▶ [Document excerpt]
* Start *

Let’s put more Americans back to work

Even though our economy is growing again, these are still tough times for America.

Too many businesses are still shuttered.

Too many families can’t make ends meet, and while Friday, we learned that the unemployment rate has dropped below ten percent for the first time since summer, it is still unacceptably high – and too many Americans still can’t find work.

But, what we must remember at a time like this is that we are not helpless in the face of our difficulties.

As Americans, we make our own destiny. We forge our own path, and I am confident that if we come together and put aside the politics that keeps holding us back, we can do that again.

We can rebuild this economy on a new, stronger foundation that leads to more jobs and greater prosperity.

I believe a key part of that foundation is America’s small businesses – the places where most new jobs begin.

These companies represent the essence of the American spirit – the promise that anyone can succeed in this country if you have a good idea and the determination to see it through, and every once in awhile, these ideas don’t just lead to a new business and new jobs, but a new American product that forever changes the world.

After all, Hewlett Packard began in a garage. Google began as a simple research project.

Government can’t create these businesses, but it can give entrepreneurs the support they need to open their doors, expand, or hire more workers, and that’s what we’ve always done in this country.

The folks at Southwest Windpower in Flagstaff, Arizona started their company in a small home. Since getting a loan from the Small Business Administration, they’ve sold 160,000 wind turbines to about 90 different countries, and are hiring even more workers today.

When Sam Ko walked into one of the SBA’s small business development centers in Illinois, he didn’t have any business experience at all – just a patent for a new metal manufacturing technology. He was given a loan and a business plan, and today his company is still growing, with offices all over the Midwest.

Last year, the steps we took supported over 47,000 loans to small businesses and delivered billions in tax relief to small business owners, which helped companies keep their doors open, make payroll, and hire workers.

But, we can and must do more. That’s why I’ve proposed a series of steps this week to support small business owners and the jobs they create – to provide more access to credit, more incentives to hire, and more opportunities to grow and sell products all over the world.

Because financing remains difficult for good, credit-worthy small businesses across the country, I’ve proposed that we take $30 billion from the TARP fund originally used for Wall Street and create a new Small Business Lending Fund that will provide capital for community banks on Main Street.

These are the small, local banks that will be able to give our small business owners more of the credit they need to stay afloat.

We should also continue to waive fees, increase guarantees, and expand the size of SBA-backed loans for small businesses, and yesterday, I proposed making it easier for small business owners to refinance their mortgages during these tough times.

* End *

▶ [Work to complete]
A: Rewrite the paragraph that begins "But, we can and must do more" from the passage on small businesses and jobs as a short bulleted list that keeps its main points.
B: From the passage on small businesses and jobs, echo the wording from "Let’s put more" up to and including "and greater prosperity.".

▶ [Dataset extract]

* Start *

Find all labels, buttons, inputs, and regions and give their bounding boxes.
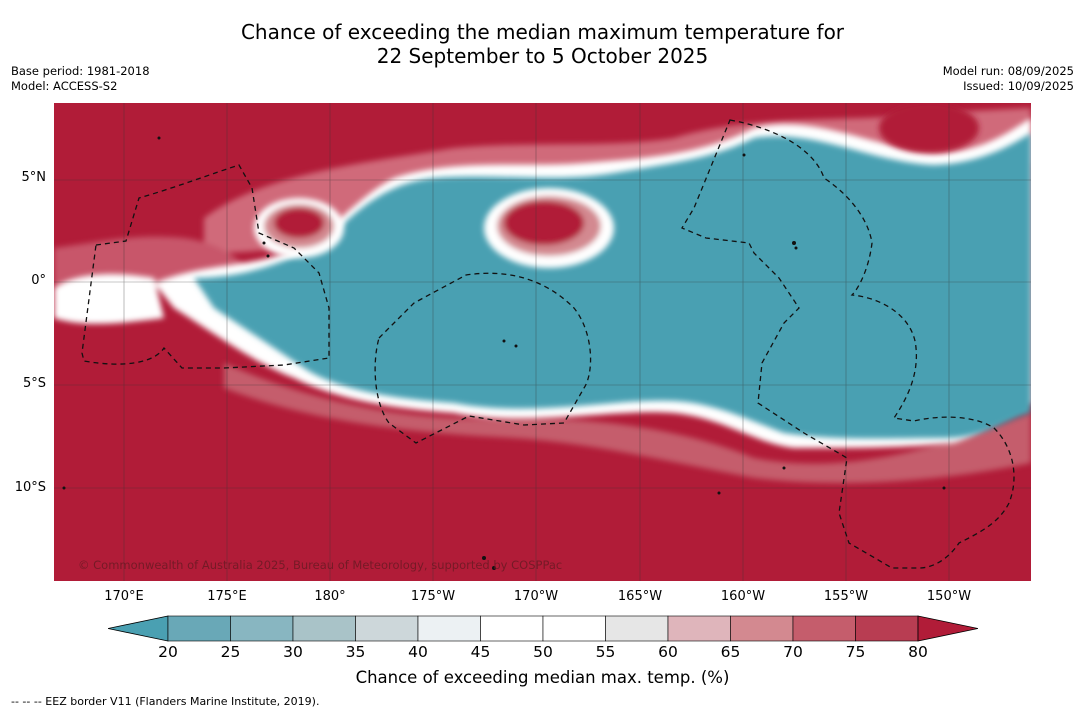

* End *

▶ [Solutions to the tasks]
A:
- More can and must be done for small business owners.
- A series of steps was proposed this week to support them and the jobs they create.
- The steps aim to provide:
  - more access to credit
  - more incentives to hire
  - more opportunities to grow and sell products all over the world

B:
Let’s put more Americans back to work

Even though our economy is growing again, these are still tough times for America.

Too many businesses are still shuttered.

Too many families can’t make ends meet, and while Friday, we learned that the unemployment rate has dropped below ten percent for the first time since summer, it is still unacceptably high – and too many Americans still can’t find work.

But, what we must remember at a time like this is that we are not helpless in the face of our difficulties.

As Americans, we make our own destiny. We forge our own path, and I am confident that if we come together and put aside the politics that keeps holding us back, we can do that again.

We can rebuild this economy on a new, stronger foundation that leads to more jobs and greater prosperity.